◆ **Your task**: List, from the lines below, each one with "this" in it.

◆ **Provided entries**:
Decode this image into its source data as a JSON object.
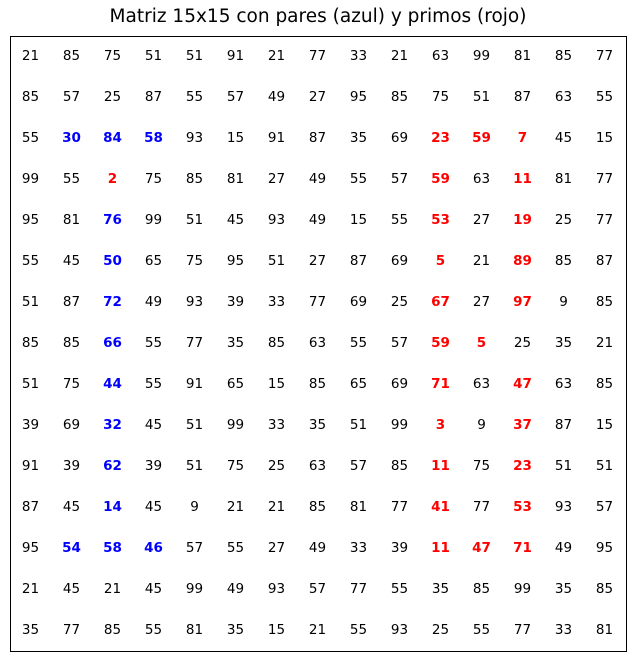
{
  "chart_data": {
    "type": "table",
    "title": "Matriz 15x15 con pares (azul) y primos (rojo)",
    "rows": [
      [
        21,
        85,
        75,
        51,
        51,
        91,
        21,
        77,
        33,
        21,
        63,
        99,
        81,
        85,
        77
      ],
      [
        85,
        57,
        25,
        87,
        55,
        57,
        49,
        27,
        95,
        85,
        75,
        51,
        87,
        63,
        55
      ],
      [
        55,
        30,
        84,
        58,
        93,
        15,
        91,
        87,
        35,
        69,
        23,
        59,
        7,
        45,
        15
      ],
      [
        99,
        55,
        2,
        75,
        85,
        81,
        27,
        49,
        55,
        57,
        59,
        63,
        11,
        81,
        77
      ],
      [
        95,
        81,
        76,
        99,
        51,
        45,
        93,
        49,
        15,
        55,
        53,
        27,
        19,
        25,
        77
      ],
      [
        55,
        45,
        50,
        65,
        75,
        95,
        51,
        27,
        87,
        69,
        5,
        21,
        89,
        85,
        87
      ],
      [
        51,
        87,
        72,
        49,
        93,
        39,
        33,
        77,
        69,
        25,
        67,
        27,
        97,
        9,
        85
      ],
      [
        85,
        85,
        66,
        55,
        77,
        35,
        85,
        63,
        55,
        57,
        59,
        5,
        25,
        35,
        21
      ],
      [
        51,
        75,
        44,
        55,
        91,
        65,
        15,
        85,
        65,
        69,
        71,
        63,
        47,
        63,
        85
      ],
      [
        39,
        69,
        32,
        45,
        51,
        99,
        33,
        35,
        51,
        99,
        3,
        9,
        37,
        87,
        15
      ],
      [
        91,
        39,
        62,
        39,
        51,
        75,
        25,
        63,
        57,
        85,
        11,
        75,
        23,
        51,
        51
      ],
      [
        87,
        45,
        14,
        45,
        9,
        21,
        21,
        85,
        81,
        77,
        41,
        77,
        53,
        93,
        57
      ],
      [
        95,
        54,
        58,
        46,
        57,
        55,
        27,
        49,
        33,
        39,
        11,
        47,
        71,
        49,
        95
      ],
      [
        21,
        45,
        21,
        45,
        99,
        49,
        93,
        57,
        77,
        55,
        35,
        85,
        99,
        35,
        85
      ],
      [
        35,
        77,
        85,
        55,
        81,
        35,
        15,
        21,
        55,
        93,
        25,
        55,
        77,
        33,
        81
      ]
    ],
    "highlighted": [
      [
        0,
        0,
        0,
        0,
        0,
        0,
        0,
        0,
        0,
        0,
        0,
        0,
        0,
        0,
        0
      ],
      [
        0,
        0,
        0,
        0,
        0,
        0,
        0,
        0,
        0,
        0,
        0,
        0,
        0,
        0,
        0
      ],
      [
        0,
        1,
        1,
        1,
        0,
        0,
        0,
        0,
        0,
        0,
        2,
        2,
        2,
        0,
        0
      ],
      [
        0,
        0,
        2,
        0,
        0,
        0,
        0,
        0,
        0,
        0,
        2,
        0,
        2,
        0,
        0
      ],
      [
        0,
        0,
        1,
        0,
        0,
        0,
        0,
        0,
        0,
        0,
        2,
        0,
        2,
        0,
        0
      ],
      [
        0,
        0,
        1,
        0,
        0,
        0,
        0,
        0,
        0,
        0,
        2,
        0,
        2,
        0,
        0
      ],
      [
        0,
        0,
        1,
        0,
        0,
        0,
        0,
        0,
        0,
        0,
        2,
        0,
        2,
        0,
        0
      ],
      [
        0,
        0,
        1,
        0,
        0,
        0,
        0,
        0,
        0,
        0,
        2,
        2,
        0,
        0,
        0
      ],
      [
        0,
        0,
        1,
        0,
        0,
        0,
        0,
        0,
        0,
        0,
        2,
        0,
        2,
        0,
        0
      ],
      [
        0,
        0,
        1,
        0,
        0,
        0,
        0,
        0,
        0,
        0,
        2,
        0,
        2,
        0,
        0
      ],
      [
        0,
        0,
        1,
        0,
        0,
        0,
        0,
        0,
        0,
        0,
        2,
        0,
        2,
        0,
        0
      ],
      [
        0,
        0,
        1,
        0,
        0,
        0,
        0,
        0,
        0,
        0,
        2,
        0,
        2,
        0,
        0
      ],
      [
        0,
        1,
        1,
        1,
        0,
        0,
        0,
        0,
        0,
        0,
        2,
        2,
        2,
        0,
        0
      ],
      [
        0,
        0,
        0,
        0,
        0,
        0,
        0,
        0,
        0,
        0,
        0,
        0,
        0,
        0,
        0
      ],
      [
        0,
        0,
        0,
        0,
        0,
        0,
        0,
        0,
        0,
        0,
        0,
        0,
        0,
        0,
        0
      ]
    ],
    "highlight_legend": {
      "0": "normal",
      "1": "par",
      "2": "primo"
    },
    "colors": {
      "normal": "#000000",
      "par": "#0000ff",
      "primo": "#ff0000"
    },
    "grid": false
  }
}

---

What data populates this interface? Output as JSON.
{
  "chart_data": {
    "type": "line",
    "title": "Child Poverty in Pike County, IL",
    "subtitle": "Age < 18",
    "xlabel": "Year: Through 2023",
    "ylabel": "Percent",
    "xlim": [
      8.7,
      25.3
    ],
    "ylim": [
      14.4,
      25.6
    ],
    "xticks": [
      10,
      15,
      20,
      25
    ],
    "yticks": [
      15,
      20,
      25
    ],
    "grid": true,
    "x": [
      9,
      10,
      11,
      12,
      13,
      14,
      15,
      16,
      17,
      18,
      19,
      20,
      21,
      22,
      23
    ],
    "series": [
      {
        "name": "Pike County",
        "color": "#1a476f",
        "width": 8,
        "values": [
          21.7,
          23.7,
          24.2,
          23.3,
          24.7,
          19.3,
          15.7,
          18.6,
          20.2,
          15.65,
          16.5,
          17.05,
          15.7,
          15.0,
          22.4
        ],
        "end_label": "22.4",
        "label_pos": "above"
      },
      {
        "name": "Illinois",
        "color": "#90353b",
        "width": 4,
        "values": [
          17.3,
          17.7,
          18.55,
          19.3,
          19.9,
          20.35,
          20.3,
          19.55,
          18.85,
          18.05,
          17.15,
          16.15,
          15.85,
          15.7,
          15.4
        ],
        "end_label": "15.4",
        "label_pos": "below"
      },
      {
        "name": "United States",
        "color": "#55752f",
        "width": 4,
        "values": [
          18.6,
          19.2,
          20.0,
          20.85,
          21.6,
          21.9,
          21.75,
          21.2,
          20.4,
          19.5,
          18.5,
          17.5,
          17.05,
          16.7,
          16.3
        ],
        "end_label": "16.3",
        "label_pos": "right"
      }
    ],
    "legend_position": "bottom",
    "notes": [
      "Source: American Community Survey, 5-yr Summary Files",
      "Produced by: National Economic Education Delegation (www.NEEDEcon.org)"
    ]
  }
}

---

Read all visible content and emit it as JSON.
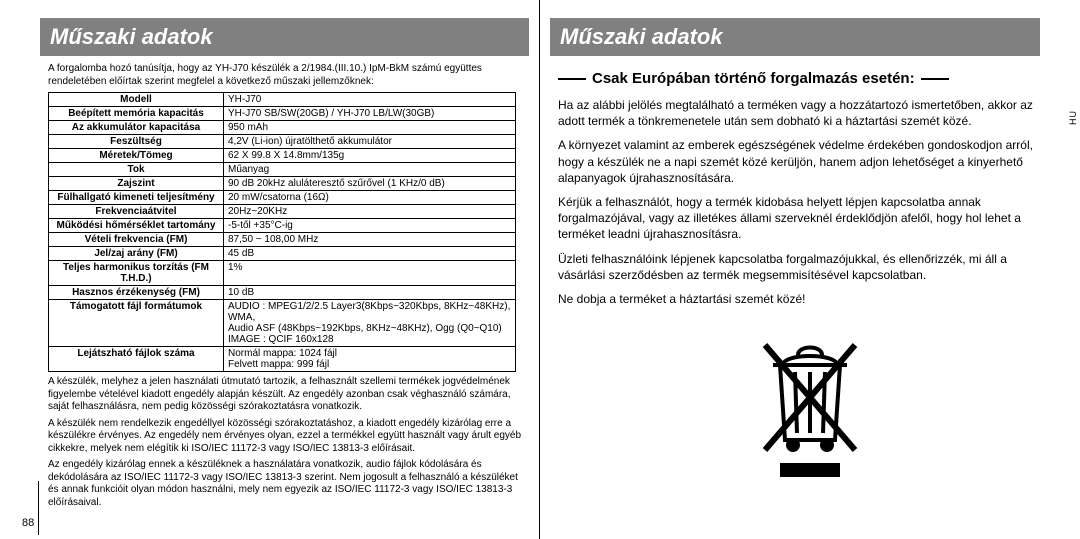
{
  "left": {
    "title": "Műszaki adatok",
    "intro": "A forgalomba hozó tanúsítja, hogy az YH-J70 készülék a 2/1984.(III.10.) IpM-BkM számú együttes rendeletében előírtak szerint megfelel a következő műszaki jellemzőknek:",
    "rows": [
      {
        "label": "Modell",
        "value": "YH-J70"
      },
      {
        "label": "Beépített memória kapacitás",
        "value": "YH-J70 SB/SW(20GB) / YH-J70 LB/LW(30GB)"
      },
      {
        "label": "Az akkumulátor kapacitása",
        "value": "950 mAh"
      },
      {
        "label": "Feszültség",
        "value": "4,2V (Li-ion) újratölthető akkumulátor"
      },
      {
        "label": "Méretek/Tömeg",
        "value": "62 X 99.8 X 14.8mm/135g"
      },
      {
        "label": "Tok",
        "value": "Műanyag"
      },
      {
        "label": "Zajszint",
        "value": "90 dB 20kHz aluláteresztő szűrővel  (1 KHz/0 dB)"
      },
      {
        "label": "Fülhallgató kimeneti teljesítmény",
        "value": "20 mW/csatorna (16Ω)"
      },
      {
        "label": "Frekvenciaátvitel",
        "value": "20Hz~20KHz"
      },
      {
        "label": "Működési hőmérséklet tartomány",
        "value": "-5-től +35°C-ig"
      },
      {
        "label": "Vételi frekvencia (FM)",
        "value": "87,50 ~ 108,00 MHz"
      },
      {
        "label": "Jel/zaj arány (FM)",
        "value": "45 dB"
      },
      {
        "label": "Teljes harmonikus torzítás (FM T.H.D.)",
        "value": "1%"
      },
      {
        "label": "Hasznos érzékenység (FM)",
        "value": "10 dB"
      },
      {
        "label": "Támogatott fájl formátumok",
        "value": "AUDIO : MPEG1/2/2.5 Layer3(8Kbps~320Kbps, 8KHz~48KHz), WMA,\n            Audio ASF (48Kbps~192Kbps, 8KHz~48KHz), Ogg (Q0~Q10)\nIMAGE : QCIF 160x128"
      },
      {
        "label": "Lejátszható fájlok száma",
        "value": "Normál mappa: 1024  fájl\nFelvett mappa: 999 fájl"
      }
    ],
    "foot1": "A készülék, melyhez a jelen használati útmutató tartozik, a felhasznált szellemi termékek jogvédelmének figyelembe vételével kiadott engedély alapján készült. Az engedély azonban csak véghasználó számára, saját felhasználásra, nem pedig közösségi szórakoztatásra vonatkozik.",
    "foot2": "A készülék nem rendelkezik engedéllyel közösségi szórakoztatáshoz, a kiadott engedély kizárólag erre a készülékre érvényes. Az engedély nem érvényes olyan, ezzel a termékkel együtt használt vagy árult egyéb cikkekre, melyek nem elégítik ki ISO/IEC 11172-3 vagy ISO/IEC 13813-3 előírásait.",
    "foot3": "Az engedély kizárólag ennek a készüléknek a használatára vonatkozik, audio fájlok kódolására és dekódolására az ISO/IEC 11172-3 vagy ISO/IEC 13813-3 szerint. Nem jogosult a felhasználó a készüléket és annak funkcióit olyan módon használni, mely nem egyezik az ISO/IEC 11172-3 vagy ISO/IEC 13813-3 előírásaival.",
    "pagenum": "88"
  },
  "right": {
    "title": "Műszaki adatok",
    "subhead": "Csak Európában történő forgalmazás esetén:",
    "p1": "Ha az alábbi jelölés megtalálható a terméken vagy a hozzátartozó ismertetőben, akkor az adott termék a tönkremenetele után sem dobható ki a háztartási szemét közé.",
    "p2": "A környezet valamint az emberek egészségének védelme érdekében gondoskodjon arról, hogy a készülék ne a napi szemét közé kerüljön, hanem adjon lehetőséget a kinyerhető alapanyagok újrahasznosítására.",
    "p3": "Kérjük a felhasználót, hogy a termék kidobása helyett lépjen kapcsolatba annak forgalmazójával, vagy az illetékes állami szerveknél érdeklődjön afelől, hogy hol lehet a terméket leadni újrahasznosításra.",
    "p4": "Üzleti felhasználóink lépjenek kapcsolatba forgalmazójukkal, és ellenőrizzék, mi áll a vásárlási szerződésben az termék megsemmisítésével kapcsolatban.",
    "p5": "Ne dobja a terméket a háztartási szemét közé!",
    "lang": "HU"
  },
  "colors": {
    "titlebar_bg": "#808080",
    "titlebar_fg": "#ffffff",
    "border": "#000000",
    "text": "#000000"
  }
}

◆ **Solution to the problem**:
Decode this image into its source data as a JSON object.
What data populates this interface? Output as JSON.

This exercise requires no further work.